TASK DESCRIPTION:
Pick out each line containing the string "Delivered".

DATASET CONTENT:

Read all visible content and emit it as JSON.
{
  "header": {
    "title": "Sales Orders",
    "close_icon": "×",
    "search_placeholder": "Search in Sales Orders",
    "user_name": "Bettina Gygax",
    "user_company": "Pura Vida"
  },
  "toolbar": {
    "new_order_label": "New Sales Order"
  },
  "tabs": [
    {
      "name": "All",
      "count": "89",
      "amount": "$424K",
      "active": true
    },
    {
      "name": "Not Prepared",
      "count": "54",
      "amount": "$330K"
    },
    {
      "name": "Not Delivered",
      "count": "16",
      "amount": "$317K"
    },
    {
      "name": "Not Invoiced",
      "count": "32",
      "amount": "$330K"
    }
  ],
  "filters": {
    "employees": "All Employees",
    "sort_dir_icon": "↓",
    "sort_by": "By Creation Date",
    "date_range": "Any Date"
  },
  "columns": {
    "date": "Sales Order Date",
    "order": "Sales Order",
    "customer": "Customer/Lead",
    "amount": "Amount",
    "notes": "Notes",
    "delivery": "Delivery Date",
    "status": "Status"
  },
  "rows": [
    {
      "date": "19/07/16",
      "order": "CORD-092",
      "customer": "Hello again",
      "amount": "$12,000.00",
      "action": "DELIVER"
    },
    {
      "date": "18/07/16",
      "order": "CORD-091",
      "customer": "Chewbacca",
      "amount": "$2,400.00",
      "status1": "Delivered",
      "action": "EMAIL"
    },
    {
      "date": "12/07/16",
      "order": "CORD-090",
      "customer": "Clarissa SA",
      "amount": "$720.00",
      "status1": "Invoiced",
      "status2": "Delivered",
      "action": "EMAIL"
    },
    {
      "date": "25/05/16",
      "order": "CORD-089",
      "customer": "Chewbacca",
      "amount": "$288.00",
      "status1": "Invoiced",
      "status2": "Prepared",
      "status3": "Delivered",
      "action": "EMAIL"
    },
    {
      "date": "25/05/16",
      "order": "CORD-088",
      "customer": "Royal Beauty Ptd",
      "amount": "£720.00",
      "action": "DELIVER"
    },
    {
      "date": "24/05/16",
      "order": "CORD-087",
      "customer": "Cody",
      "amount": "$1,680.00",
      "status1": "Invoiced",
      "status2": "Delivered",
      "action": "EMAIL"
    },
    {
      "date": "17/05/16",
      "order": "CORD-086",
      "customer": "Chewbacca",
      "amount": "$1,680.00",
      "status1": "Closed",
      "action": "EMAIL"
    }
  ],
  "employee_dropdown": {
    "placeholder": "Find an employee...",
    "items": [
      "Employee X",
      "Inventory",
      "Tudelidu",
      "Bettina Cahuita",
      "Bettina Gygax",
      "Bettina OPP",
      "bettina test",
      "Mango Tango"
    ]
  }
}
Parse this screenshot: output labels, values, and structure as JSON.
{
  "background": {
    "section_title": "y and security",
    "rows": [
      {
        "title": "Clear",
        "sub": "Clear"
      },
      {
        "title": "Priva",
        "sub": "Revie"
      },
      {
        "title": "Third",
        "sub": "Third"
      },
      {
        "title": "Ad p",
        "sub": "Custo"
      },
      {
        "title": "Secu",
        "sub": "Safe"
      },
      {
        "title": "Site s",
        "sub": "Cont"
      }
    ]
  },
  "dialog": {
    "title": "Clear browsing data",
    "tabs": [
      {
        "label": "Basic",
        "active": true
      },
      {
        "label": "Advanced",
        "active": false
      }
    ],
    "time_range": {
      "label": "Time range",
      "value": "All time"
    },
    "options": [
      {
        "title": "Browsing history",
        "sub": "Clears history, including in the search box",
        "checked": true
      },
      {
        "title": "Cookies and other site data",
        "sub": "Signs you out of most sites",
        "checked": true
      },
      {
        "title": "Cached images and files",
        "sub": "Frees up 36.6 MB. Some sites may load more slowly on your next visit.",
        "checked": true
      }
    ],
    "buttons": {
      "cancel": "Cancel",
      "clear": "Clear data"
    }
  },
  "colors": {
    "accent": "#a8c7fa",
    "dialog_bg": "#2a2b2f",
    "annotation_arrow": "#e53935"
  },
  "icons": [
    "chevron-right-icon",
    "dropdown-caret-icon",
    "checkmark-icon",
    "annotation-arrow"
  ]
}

PROBLEM SOLUTION:
      "name": "Not Delivered",
      "status1": "Delivered",
      "status2": "Delivered",
      "status3": "Delivered",
      "status2": "Delivered",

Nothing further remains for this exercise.